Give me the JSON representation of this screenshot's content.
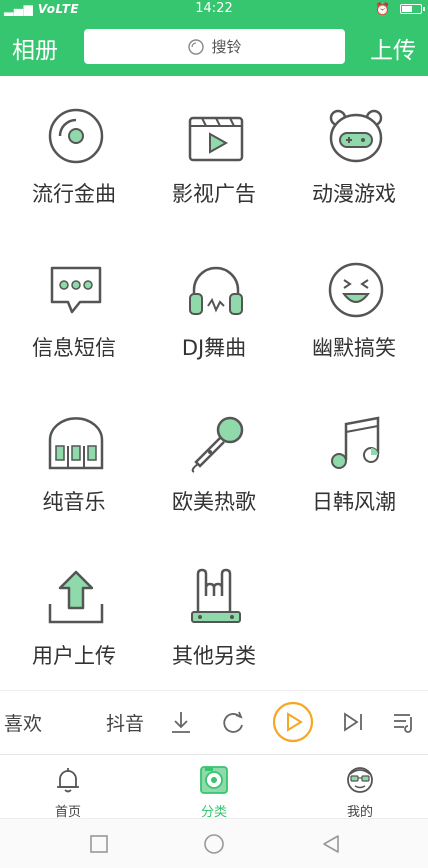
{
  "status_bar": {
    "carrier": "VoLTE",
    "time": "14:22",
    "battery_level": 0.6
  },
  "header": {
    "title": "相册",
    "upload_label": "上传",
    "search_placeholder": "搜铃"
  },
  "categories": [
    {
      "label": "流行金曲",
      "icon": "vinyl-record-icon"
    },
    {
      "label": "影视广告",
      "icon": "video-play-icon"
    },
    {
      "label": "动漫游戏",
      "icon": "game-controller-bear-icon"
    },
    {
      "label": "信息短信",
      "icon": "message-bubble-icon"
    },
    {
      "label": "DJ舞曲",
      "icon": "headphones-icon"
    },
    {
      "label": "幽默搞笑",
      "icon": "laughing-face-icon"
    },
    {
      "label": "纯音乐",
      "icon": "piano-icon"
    },
    {
      "label": "欧美热歌",
      "icon": "microphone-icon"
    },
    {
      "label": "日韩风潮",
      "icon": "music-note-icon"
    },
    {
      "label": "用户上传",
      "icon": "upload-arrow-icon"
    },
    {
      "label": "其他另类",
      "icon": "rock-hand-icon"
    }
  ],
  "player": {
    "scroll_text_1": "喜欢",
    "scroll_text_2": "抖音",
    "icons": [
      "download-icon",
      "repeat-icon",
      "play-icon",
      "next-icon",
      "playlist-icon"
    ]
  },
  "tabs": [
    {
      "label": "首页",
      "icon": "bell-icon",
      "active": false
    },
    {
      "label": "分类",
      "icon": "music-disc-icon",
      "active": true
    },
    {
      "label": "我的",
      "icon": "profile-face-icon",
      "active": false
    }
  ],
  "colors": {
    "brand_green": "#35c66f",
    "icon_green": "#8fd9ab",
    "play_orange": "#f5a623",
    "icon_stroke": "#555555"
  }
}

· · · · ·

All of the material above should be reproduced exactly, except the pictures.

Give me the JSON representation of this screenshot's content.
{
  "status_bar": {
    "carrier": "VoLTE",
    "time": "14:22",
    "battery_level": 0.6
  },
  "header": {
    "title": "相册",
    "upload_label": "上传",
    "search_placeholder": "搜铃"
  },
  "categories": [
    {
      "label": "流行金曲",
      "icon": "vinyl-record-icon"
    },
    {
      "label": "影视广告",
      "icon": "video-play-icon"
    },
    {
      "label": "动漫游戏",
      "icon": "game-controller-bear-icon"
    },
    {
      "label": "信息短信",
      "icon": "message-bubble-icon"
    },
    {
      "label": "DJ舞曲",
      "icon": "headphones-icon"
    },
    {
      "label": "幽默搞笑",
      "icon": "laughing-face-icon"
    },
    {
      "label": "纯音乐",
      "icon": "piano-icon"
    },
    {
      "label": "欧美热歌",
      "icon": "microphone-icon"
    },
    {
      "label": "日韩风潮",
      "icon": "music-note-icon"
    },
    {
      "label": "用户上传",
      "icon": "upload-arrow-icon"
    },
    {
      "label": "其他另类",
      "icon": "rock-hand-icon"
    }
  ],
  "player": {
    "scroll_text_1": "喜欢",
    "scroll_text_2": "抖音",
    "icons": [
      "download-icon",
      "repeat-icon",
      "play-icon",
      "next-icon",
      "playlist-icon"
    ]
  },
  "tabs": [
    {
      "label": "首页",
      "icon": "bell-icon",
      "active": false
    },
    {
      "label": "分类",
      "icon": "music-disc-icon",
      "active": true
    },
    {
      "label": "我的",
      "icon": "profile-face-icon",
      "active": false
    }
  ],
  "colors": {
    "brand_green": "#35c66f",
    "icon_green": "#8fd9ab",
    "play_orange": "#f5a623",
    "icon_stroke": "#555555"
  }
}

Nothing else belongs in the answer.